**REQUIRED WORK:**
[a] List every language that the article on Death and the Penguin names, each only once.
[b] Write the next part of the article on the novel Death and the Penguin, picking up after its final sentence.
[[ EXCERPTED TEXT, beginning ]]
Death and the Penguin
- Author: Andrey Kurkov
- Original title: Смерть постороннего
- Translator: George Bird
- Cover artist: Pablo Armago
- Language: Russian
- Genre: Satire, Surrealism
- Publisher: Vintage
- Publication date: 1996
- Publication place: Ukraine
- Published in English: 2001
- Media type: Print (Paperback)
- Pages: 228 pp
- ISBN: 978-1-86046-945-9
- Followed by: Penguin Lost

= Death and the Penguin =

Novel by Andrey Kurkov

Death and the Penguin is a novel by Ukrainian author Andrey Kurkov. Originally published in 1996 in Russian (as Smert postoronnego, (Note: Смерть постороннего) ), it was translated and published in English in 2001. The events of the novel take place in 1996 and 1997 in Kyiv. It is a bleak, satirical work with surreal elements and dark humour.

The novel became Kurkov's most famous work, translated into more than 30 languages. In 1997, the novel was translated into German and published by the Swiss publishing house Diogenes, and it was for the German-language edition that Picknick auf dem Eis first appeared. The novel was first published in Ukrainian under the title Death of a Stranger in 2000, translated by Lesya Gerasymchuk. The Ukrainian translation of the novel became the first Ukrainian translation of any Kurkov book.

==Summary==
The novel follows the life of a second-rate writer, Viktor Alekseyevich Zolotaryov, in a struggling post-Soviet society. Viktor, initially aiming to write novels, gets a job writing obituaries for a local newspaper. The source of the title is Viktor's pet penguin Misha, a king penguin obtained after the local zoo in Kyiv gave away its animals to those who could afford to support them. Kurkov uses Misha as a sort of mirror of (and eventual source of salvation for) Viktor. Throughout the story, Misha is also lost, unhappy and generally out of his element, literally and figuratively. One of the striking themes of the novel is Viktor's tendency to go from justifiably paranoid appraisals of his increasingly dangerous position to a serene, almost childish, peace of mind. As such there are many elements of existentialist thought in the text.
[[ EXCERPTED TEXT, end ]]
[[ SUPPLIED RECORDS, beginning ]]
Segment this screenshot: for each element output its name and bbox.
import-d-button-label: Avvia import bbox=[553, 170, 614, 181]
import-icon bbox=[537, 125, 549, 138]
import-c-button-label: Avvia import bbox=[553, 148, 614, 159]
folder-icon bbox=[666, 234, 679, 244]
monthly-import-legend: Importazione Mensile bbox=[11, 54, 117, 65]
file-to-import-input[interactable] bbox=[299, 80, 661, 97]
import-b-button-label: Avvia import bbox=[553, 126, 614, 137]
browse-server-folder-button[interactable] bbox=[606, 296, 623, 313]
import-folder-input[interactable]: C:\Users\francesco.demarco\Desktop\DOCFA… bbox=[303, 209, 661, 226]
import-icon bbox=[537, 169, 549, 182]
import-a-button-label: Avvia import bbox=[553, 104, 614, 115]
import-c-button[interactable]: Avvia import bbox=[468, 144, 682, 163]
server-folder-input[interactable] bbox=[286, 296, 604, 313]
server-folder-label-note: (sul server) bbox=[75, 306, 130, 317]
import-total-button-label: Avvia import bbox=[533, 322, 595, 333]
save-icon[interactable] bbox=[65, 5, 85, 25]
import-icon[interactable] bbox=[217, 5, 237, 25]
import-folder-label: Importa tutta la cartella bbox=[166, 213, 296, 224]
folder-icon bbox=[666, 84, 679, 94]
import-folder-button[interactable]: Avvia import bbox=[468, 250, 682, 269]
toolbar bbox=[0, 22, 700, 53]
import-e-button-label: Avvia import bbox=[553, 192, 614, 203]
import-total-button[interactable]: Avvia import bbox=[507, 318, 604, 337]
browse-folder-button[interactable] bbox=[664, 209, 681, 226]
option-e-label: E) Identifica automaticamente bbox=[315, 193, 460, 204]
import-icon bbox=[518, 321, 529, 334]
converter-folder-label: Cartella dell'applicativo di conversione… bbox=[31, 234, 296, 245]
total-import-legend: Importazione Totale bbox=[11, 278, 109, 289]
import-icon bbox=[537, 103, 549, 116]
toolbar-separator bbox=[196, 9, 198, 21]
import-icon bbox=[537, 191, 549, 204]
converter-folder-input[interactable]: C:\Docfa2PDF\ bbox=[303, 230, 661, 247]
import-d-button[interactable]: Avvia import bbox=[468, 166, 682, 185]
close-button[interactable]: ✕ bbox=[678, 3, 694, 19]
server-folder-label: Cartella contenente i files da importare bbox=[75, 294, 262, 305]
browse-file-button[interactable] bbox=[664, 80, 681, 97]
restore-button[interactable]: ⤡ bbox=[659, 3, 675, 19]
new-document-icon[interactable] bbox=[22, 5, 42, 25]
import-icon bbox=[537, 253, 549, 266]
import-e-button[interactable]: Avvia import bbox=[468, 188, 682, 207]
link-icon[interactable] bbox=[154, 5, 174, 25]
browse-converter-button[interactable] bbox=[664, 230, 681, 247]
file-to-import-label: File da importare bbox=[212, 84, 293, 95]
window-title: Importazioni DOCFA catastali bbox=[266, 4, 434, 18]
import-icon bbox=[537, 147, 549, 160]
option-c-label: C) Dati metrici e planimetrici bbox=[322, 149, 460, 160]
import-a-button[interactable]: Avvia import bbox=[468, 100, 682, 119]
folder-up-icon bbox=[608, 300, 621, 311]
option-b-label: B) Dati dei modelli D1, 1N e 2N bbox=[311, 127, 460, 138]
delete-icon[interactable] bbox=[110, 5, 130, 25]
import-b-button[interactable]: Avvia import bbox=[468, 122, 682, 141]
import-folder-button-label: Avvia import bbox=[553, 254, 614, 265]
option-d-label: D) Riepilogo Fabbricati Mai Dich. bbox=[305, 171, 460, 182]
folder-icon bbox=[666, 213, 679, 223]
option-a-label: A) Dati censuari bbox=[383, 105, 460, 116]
[[ SUPPLIED RECORDS, end ]]
**RESULTS IN ORDER:**
[a] Russian, English, German, Ukrainian

[b]
Viktor's work is accepted enthusiastically by the editor-in-chief of the paper, but Viktor soon finds that his obituaries are being used as a hit list for enemies of some unknown organization for which the paper is just a front. Shortly thereafter, he is left to look after Sonya, the daughter of his mysterious friend Misha (referred to as Misha-non-penguin in the text to differentiate him from Misha the penguin). He and the child develop a tenuous relationship, which serves to further highlight Viktor's isolated existence. After Misha-non-penguin leaves Sonya a large sum of money, Viktor hires a nanny (Nina), who is the niece of his only other friend Sergey. Over time, a physical yet passionless relationship develops between Viktor and Nina and the "family" is crystallized. The deepest emotional relationship amongst all four individuals is between Viktor and his penguin.

After settling into a more or less normal life with Sonya and Nina and a lucrative side job of attending funerals of former obituary subjects with Misha, Viktor's illusion of security is undermined. He finds that an anonymous man (referred in the text only as "fat man") has been following Sonya and Nina and asking them endless questions posing as an old friend. When he tracks down his follower he finds that the fat man has become the new obituary writer and he, Viktor, has become the new obituary subject. At the same time, Misha has fallen ill and needs a heart transplant. Anonymous sponsors foot the bill, but Viktor has decided that Misha is to be returned to his natural habitat in Antarctica. He donates $2 000 to the forthcoming Ukrainian expedition to Antarctica on condition that they take Misha. However, after finding that he is a marked man, Viktor decides to let the mafia take care of the penguin and he himself takes the ticket to Antarctica. The book ends with Viktor successfully fleeing to Antarctica.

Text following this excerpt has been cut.